List every line of the records that contains the string "benefit", matching case exactly.
···
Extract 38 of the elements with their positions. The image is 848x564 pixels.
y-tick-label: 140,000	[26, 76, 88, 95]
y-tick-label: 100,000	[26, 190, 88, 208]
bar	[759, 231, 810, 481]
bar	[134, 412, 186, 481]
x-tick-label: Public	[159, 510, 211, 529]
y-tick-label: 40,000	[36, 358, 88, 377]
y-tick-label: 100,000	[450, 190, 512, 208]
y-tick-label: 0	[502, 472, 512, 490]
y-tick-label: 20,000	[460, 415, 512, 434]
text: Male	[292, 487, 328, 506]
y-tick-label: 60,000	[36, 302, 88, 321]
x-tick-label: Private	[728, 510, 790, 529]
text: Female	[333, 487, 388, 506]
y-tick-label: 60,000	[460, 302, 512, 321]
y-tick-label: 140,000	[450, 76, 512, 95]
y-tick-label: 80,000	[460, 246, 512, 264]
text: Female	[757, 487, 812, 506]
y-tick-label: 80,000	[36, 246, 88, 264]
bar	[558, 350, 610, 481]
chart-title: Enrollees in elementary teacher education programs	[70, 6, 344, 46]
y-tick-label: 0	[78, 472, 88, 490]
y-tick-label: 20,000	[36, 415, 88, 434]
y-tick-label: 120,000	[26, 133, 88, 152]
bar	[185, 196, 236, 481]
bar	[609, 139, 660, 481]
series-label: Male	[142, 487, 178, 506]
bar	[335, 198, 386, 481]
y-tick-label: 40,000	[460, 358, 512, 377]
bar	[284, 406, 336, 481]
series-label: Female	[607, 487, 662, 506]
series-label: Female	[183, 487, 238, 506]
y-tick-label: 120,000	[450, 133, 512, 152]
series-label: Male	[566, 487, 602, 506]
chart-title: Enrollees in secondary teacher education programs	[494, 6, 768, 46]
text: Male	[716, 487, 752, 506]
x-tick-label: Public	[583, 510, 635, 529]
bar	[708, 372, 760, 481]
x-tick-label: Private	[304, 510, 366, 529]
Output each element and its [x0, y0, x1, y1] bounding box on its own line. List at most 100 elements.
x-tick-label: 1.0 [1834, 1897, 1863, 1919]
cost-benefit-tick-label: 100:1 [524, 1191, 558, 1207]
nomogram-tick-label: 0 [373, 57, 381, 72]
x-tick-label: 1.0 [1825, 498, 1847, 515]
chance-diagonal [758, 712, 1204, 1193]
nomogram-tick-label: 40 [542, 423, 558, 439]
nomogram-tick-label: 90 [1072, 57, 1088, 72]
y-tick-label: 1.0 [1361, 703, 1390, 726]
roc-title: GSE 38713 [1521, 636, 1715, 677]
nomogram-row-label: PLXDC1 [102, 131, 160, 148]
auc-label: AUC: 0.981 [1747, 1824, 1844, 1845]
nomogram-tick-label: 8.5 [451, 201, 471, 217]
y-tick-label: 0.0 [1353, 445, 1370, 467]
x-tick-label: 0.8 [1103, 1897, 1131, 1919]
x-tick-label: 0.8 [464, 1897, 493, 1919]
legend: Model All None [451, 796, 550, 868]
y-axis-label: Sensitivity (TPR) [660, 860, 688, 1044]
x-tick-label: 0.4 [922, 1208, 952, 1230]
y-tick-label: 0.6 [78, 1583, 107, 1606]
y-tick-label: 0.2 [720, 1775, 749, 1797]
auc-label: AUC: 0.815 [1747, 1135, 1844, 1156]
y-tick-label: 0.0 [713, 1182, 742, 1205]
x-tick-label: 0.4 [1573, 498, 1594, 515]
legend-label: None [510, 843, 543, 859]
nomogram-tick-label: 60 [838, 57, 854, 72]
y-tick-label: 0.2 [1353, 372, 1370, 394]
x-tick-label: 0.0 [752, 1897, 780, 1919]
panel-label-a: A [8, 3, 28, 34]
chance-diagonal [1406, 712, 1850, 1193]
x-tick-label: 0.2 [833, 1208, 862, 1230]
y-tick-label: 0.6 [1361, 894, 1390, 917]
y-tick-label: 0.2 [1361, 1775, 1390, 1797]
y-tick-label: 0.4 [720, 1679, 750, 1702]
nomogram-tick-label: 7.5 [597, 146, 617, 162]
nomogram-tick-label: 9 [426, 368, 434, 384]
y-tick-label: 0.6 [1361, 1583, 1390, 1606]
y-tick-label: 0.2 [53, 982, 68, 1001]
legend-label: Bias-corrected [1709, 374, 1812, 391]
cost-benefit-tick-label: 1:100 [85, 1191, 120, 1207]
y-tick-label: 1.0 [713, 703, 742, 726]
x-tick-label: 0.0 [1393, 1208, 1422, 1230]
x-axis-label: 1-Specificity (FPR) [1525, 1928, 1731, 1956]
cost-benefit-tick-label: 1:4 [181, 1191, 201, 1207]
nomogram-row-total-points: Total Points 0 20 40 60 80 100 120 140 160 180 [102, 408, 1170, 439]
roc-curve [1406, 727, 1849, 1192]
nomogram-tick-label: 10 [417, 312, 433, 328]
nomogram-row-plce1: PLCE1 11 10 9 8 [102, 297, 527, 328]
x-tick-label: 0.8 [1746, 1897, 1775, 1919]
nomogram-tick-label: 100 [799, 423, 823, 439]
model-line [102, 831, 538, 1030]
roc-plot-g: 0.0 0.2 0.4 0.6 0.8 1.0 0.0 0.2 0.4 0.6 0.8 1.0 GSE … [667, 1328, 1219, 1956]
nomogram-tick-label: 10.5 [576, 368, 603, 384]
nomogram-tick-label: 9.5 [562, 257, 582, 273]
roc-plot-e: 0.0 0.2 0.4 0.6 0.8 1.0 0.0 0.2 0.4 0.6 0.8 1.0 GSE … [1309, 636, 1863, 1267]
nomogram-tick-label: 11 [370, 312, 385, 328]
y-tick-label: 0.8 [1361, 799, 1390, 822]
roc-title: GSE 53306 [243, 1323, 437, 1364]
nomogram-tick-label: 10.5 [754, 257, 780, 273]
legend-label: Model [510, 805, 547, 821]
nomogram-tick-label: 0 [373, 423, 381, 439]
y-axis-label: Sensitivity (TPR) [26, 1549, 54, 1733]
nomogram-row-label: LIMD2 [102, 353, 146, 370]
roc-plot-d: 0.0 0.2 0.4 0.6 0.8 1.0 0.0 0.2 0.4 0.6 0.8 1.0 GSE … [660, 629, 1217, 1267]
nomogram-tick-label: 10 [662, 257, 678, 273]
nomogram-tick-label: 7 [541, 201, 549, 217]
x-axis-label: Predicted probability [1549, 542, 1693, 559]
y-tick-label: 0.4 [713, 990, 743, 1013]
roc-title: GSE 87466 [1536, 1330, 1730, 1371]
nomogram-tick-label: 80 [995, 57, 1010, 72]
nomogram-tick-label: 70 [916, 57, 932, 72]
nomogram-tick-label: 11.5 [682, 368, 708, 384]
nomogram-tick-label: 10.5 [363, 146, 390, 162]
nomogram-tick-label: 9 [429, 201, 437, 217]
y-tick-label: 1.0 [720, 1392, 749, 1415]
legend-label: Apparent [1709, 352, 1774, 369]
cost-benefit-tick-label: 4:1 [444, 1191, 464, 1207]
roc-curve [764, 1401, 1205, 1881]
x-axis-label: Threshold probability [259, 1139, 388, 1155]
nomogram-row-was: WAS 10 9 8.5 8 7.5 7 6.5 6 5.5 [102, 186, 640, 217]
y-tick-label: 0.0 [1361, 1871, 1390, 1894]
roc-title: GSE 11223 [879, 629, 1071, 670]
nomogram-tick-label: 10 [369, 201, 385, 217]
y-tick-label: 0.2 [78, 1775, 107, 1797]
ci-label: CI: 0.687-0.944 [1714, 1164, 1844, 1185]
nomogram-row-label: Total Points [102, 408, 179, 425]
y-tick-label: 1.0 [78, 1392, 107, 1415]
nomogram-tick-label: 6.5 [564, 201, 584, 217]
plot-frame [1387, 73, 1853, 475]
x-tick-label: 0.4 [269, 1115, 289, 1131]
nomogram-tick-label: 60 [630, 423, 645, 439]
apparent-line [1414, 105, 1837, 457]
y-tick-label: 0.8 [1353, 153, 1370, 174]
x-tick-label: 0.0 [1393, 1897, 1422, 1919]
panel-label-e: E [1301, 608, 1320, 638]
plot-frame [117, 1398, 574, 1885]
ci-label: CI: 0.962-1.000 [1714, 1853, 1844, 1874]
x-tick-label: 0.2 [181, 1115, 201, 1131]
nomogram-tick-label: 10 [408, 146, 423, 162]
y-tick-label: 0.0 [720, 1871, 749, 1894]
···
RESPONSE:
cost-benefit-tick-label: 100:1 [524, 1191, 558, 1207]
cost-benefit-tick-label: 1:100 [85, 1191, 120, 1207]
cost-benefit-tick-label: 1:4 [181, 1191, 201, 1207]
cost-benefit-tick-label: 4:1 [444, 1191, 464, 1207]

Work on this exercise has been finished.